Il tuo compito — Ricopia dal testo sulla lotta di classe il passo compreso tra "Un vero e proprio" e "coscienza di Classe.", estremi inclusi.

___ Testo di lettura

Riteniamo che le parole di encomio e ammirazione fino ad ora spese dal mainstream capitalista, rivolte a manager brillanti, in realtà opachi esecutori delle volontà padronali, ed a speculatori più che imprenditori, che di intraprendere rischi non hanno nessuna intenzione a meno che non ricadano sulle teste degli operai, debbano essere invece convertite in rispetto ed attenzione a chi fino ad ora ha rappresentato il motore dello sviluppo del sistema economico: le operaie e gli operai.

Per questo, davanti al silenzio assordante in cui è stata relegata la voce dei lavoratori, noi siamo qui oggi a raccontare un’altra storia che evidenzia come la lotta di classe non sia terminata ma, contrariamente a quanto avvenuto in passato e a quanto si possa pensare, ora ripresa e condotta dal Capitale nei confronti del Lavoro.
Un vero e proprio attacco che i padroni stanno portando avanti contro i lavoratori con la definitiva “presa del potere” delle imprese e la conseguente umiliazione delle Istituzioni e dello Stato.

L’Electrolux di Porcia, un tempo Zanussi, è stata fulcro dell’organizzazione operaia nel pordenonese dalla fine degli anni Sessanta, dove sono nati i Comitati Operai, dove è arrivata la solidarietà del Movimento Studentesco, dove il femminismo ha determinato rivendicazioni soprattutto rispetto alla prevenzione sulla salute e la sicurezza nel luogo di lavoro ma anche fuori dalla fabbrica, dove il Sindacato ha formato sapere oltre che quadri, dove in buona sostanza si è formata una coscienza di Classe.

______
___ Dati forniti

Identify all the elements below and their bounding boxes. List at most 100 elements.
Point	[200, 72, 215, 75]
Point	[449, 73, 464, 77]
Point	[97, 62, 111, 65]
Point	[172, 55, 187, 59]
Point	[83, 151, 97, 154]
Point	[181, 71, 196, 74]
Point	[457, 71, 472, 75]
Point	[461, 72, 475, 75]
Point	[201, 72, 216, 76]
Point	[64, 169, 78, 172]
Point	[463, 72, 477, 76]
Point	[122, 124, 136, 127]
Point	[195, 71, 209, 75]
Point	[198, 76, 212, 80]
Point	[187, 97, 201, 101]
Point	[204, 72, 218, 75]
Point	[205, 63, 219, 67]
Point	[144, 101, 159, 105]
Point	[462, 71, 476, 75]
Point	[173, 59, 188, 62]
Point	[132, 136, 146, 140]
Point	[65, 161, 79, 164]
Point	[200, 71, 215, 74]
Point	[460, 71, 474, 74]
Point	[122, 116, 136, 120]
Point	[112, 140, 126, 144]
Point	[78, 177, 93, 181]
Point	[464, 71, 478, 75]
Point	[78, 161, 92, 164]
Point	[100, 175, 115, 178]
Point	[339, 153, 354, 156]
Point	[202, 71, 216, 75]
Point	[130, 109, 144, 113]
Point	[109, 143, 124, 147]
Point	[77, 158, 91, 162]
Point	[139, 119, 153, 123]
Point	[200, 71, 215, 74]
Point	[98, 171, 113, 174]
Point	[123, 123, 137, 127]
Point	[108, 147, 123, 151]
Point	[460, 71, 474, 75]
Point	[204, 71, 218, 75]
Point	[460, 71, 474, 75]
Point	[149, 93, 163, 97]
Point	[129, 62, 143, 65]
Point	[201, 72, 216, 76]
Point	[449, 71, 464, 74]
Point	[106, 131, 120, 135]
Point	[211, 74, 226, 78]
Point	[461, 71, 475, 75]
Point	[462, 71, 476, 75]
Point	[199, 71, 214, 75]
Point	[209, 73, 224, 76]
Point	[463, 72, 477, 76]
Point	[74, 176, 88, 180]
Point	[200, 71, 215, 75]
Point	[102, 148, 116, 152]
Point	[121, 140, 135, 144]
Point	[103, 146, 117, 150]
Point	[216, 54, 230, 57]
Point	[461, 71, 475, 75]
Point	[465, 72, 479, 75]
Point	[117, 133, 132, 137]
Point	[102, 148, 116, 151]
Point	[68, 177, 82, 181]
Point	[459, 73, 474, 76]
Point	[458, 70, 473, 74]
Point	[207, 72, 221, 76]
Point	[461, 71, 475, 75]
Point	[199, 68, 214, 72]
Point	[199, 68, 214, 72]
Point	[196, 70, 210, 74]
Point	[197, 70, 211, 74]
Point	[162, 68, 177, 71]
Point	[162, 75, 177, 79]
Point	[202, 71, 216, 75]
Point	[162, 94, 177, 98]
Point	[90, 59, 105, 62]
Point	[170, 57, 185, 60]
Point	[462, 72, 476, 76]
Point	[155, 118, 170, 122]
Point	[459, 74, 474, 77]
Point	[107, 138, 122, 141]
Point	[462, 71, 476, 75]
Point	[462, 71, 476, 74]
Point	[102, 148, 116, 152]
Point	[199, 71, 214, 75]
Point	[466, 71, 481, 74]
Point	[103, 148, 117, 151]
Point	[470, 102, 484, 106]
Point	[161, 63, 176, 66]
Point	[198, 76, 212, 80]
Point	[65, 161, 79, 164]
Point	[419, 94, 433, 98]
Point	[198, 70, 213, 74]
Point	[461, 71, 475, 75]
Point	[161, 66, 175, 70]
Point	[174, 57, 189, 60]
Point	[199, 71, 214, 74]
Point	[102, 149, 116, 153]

______

Risultato dell'esercizio —
Un vero e proprio attacco che i padroni stanno portando avanti contro i lavoratori con la definitiva “presa del potere” delle imprese e la conseguente umiliazione delle Istituzioni e dello Stato.

L’Electrolux di Porcia, un tempo Zanussi, è stata fulcro dell’organizzazione operaia nel pordenonese dalla fine degli anni Sessanta, dove sono nati i Comitati Operai, dove è arrivata la solidarietà del Movimento Studentesco, dove il femminismo ha determinato rivendicazioni soprattutto rispetto alla prevenzione sulla salute e la sicurezza nel luogo di lavoro ma anche fuori dalla fabbrica, dove il Sindacato ha formato sapere oltre che quadri, dove in buona sostanza si è formata una coscienza di Classe.